------ Given entries ------

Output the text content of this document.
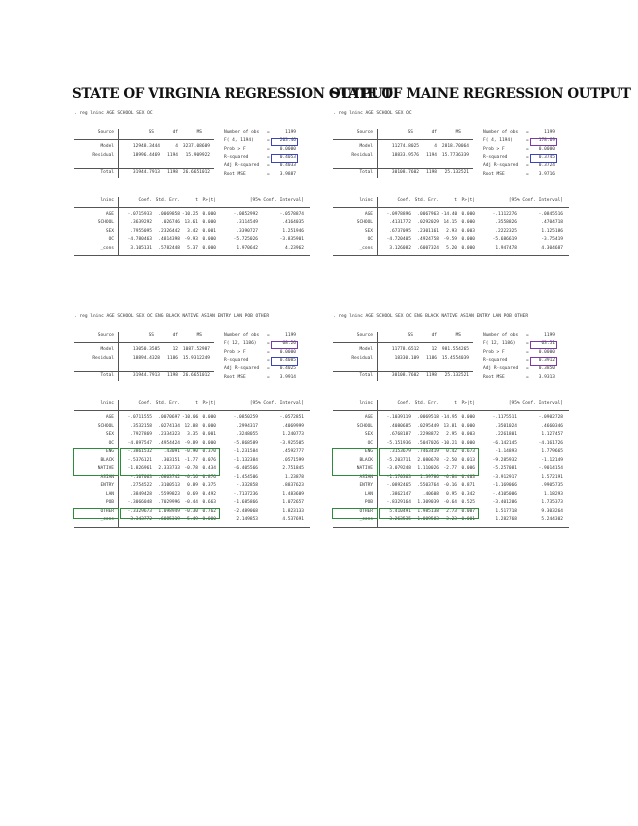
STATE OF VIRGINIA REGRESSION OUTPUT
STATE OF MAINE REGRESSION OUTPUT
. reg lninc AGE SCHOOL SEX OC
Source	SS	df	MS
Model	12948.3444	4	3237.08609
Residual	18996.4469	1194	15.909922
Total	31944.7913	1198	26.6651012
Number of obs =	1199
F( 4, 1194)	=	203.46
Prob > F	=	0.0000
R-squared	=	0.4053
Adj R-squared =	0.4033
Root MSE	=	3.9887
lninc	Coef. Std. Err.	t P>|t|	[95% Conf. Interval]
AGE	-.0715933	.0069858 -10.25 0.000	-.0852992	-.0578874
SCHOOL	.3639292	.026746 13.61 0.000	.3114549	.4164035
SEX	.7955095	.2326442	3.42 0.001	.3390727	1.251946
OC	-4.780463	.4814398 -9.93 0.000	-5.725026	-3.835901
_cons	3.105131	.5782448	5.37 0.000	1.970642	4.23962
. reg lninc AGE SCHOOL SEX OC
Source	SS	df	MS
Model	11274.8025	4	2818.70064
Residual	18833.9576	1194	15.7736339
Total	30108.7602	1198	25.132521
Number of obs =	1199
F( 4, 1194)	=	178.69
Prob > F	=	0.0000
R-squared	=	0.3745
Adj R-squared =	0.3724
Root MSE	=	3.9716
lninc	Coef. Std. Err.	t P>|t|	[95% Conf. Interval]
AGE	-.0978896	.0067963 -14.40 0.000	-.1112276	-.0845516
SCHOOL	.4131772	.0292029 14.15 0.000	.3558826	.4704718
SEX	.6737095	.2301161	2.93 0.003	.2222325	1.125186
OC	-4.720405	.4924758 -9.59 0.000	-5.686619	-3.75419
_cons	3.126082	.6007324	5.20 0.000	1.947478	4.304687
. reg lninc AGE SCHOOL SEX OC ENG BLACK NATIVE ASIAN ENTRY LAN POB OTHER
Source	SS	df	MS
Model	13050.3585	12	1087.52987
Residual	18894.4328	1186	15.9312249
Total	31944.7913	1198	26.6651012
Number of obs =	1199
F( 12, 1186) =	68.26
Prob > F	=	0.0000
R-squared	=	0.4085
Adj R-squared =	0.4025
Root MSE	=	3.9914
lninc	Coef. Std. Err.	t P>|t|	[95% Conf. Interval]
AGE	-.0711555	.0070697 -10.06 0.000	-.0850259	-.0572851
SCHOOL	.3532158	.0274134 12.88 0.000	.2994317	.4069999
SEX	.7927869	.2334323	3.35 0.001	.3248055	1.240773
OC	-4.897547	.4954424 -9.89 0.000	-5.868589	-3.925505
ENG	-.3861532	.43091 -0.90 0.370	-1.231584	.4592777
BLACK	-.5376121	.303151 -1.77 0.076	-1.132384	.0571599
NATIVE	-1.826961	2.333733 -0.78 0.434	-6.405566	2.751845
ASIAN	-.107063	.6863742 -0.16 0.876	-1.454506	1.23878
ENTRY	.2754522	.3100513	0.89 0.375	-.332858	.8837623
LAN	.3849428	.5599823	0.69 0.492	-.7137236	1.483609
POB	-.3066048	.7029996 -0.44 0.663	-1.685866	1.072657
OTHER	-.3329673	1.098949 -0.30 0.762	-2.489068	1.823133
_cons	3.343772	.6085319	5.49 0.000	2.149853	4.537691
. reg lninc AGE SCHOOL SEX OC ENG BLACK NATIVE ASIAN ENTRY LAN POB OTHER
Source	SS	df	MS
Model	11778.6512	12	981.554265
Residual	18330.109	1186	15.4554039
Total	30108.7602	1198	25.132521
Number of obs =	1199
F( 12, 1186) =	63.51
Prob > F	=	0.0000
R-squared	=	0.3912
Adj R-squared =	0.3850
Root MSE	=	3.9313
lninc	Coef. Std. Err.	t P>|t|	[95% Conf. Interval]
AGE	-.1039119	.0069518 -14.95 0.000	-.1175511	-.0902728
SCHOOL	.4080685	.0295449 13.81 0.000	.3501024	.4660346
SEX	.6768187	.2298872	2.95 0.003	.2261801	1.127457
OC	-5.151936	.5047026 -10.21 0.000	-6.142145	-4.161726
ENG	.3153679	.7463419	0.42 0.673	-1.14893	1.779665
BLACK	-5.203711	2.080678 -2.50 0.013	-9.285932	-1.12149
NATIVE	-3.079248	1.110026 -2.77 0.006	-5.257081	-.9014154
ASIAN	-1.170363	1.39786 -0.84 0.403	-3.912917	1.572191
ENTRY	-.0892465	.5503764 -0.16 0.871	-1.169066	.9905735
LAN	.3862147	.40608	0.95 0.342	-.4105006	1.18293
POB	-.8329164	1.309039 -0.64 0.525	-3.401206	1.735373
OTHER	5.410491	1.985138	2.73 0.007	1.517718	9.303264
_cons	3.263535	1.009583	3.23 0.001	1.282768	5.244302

------
------ Given entries ------

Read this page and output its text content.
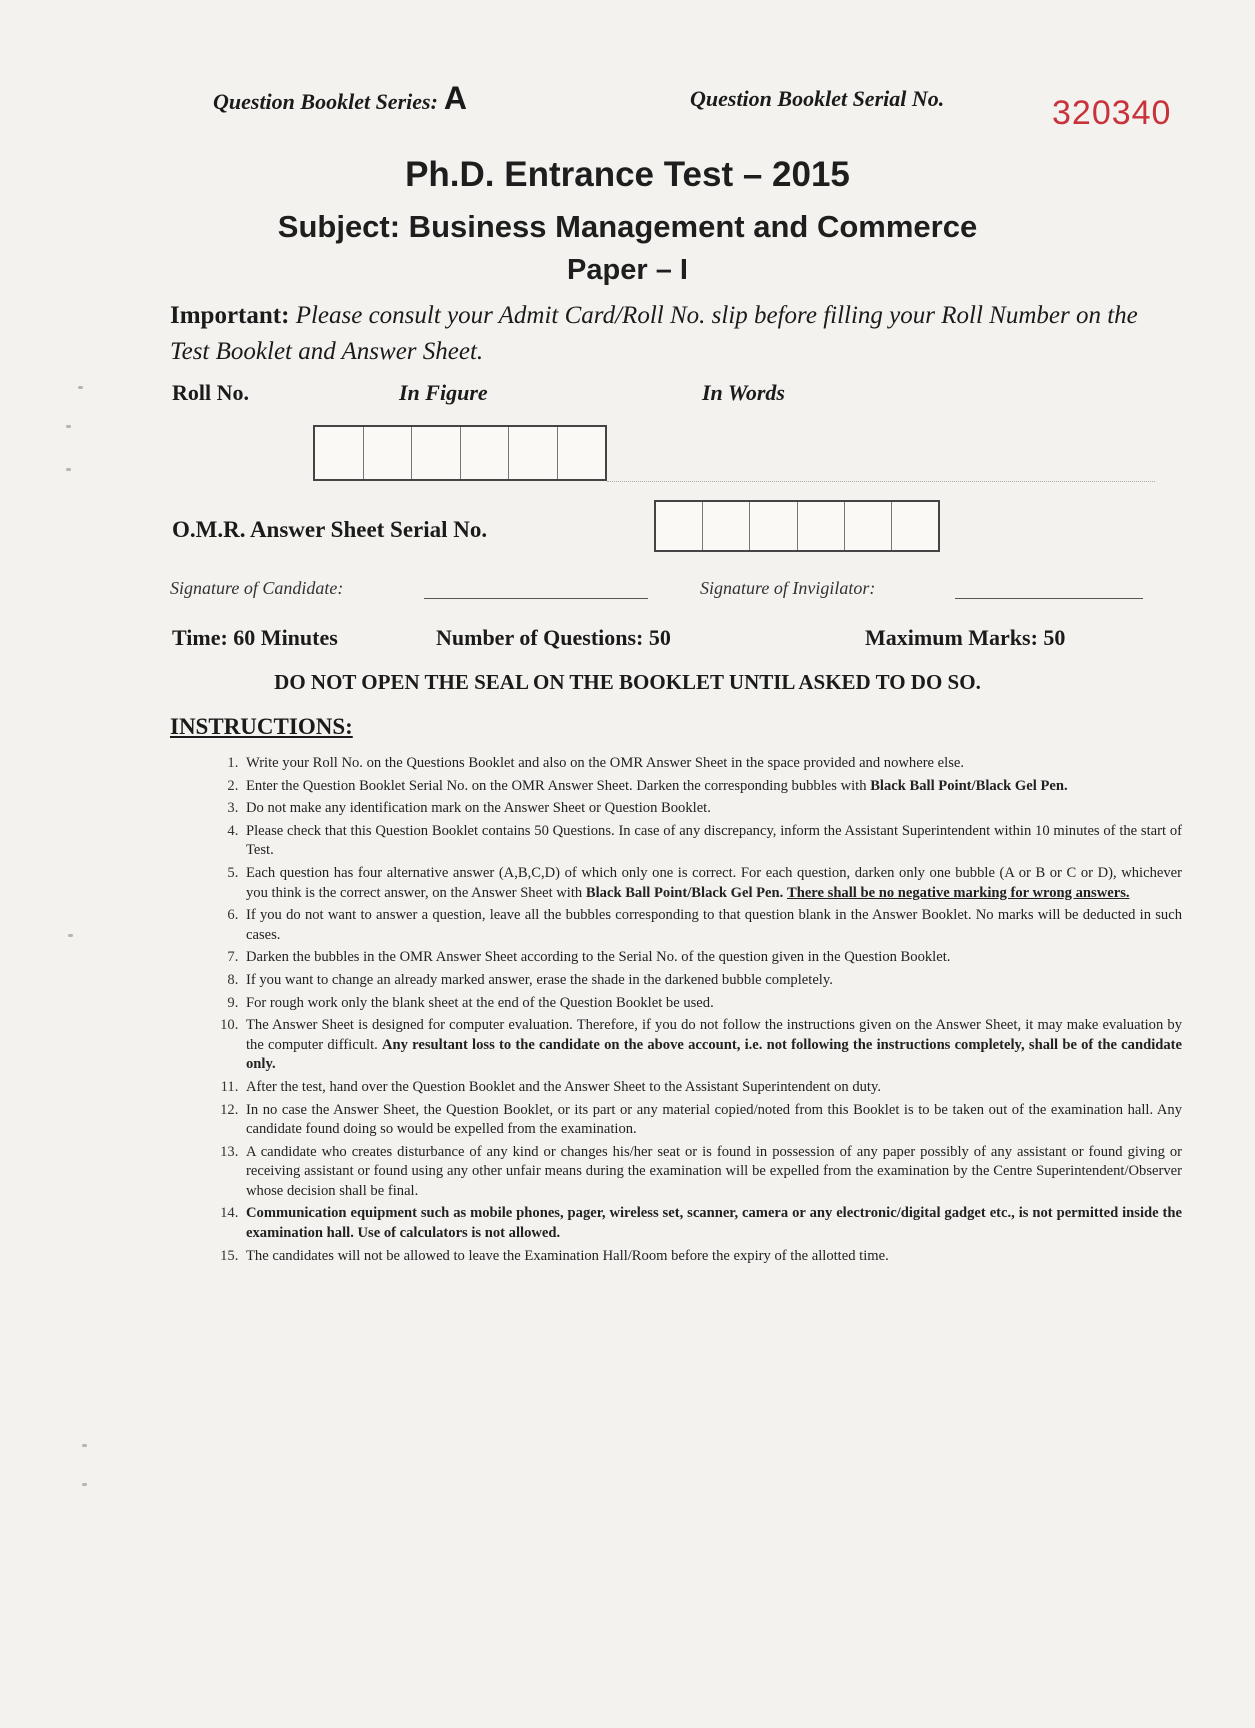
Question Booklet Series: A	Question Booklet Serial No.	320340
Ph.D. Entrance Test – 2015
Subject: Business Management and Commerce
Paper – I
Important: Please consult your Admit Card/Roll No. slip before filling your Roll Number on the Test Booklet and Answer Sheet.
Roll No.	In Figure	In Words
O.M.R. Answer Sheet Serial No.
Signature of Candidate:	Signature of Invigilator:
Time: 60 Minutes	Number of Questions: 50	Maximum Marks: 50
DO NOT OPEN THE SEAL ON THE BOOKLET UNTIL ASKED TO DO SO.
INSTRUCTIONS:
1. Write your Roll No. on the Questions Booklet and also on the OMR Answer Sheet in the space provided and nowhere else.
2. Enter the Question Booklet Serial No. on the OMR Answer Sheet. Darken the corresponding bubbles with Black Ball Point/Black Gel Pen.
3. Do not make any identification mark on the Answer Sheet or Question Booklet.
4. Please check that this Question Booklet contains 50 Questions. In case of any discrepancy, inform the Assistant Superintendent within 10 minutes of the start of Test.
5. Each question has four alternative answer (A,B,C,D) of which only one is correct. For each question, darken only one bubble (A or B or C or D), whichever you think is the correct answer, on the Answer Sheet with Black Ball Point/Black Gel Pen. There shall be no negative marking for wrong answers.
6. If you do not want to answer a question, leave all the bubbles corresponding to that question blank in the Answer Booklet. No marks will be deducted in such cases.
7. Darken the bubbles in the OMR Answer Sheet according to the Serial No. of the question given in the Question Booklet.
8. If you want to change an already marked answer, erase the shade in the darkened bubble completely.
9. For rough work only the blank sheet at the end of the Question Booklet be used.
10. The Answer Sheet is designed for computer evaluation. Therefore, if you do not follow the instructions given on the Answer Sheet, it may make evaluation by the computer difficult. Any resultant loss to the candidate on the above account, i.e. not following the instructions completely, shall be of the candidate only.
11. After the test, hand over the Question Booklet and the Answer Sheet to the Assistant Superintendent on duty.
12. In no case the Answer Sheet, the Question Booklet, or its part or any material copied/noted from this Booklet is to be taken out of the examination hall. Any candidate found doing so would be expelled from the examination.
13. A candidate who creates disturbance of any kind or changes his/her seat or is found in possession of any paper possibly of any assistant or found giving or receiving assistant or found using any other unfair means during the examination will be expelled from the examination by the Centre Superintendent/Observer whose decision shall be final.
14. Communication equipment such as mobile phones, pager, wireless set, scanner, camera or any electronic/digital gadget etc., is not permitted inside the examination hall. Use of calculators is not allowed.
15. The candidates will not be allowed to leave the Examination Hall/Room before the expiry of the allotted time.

------
------ Given entries ------

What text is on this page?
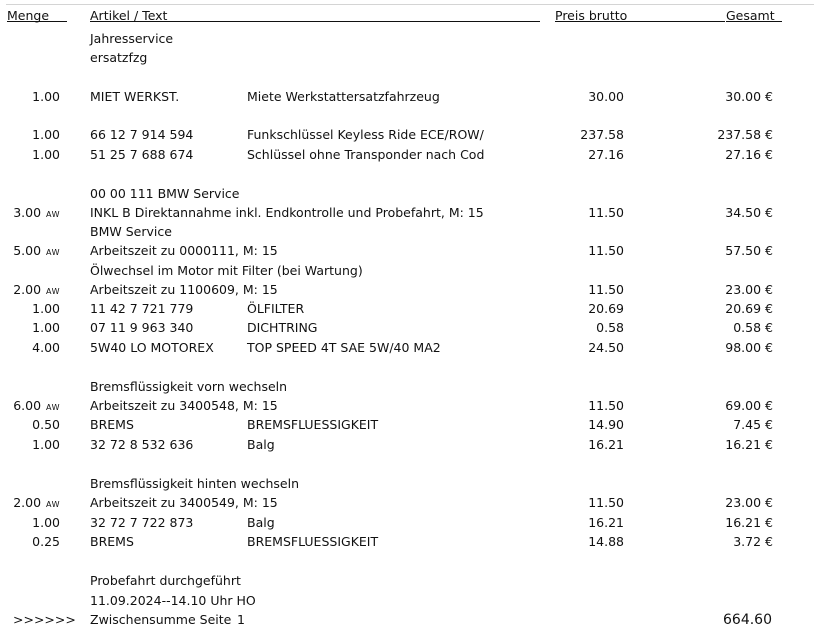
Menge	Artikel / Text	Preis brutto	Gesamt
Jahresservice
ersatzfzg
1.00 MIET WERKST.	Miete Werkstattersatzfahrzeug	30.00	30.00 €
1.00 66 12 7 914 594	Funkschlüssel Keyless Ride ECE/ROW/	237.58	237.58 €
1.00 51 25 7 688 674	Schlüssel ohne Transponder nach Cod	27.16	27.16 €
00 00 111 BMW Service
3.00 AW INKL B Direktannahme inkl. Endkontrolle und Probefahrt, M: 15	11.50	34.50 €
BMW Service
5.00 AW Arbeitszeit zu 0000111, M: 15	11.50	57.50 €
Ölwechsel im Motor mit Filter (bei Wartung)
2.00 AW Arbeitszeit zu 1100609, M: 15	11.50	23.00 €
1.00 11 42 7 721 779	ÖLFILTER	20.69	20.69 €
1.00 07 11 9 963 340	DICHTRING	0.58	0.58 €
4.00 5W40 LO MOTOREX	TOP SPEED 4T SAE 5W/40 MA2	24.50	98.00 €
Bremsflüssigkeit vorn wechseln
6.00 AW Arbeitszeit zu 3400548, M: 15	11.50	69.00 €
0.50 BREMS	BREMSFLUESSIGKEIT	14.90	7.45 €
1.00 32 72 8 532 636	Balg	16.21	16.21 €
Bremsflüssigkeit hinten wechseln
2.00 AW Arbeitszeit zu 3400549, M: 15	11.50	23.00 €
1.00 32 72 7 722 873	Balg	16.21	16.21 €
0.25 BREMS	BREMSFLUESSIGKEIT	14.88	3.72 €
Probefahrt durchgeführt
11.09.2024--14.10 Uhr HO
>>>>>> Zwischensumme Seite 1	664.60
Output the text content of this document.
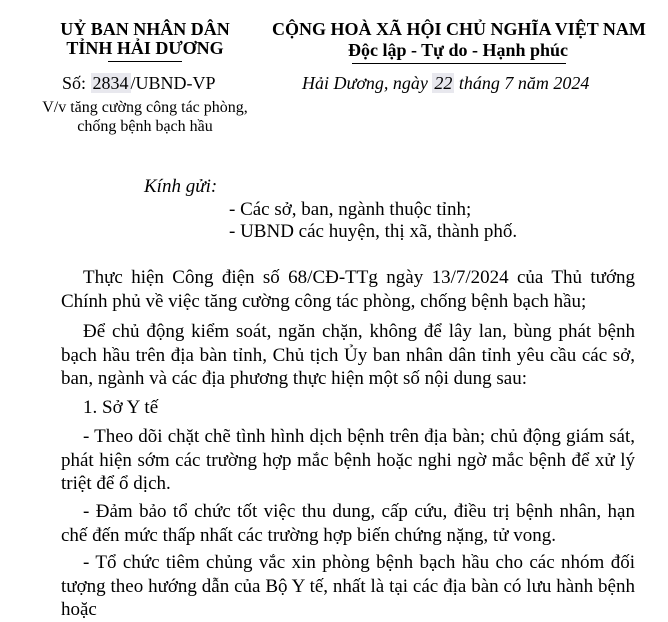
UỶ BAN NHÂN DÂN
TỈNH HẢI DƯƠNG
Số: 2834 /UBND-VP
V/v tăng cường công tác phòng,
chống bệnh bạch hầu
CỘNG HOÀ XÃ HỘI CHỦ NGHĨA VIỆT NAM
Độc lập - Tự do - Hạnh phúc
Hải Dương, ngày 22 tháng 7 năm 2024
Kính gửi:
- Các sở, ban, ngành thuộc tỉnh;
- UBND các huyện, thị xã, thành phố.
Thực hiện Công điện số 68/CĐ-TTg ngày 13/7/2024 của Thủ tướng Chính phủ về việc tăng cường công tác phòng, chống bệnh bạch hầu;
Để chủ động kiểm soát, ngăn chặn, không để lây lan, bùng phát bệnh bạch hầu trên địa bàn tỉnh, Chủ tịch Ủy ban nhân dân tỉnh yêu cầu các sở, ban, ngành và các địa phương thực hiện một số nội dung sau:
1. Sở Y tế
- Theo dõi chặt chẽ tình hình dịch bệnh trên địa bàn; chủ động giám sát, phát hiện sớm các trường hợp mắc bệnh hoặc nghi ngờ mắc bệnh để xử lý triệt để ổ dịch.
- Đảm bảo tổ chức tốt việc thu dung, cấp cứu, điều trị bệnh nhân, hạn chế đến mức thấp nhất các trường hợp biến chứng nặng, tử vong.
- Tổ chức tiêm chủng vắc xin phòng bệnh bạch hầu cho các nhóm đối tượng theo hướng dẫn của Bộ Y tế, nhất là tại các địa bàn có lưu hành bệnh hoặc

------

## Description of the task
Give the count of lines in the listing above that include "động", with no other words.

## Result of the task
2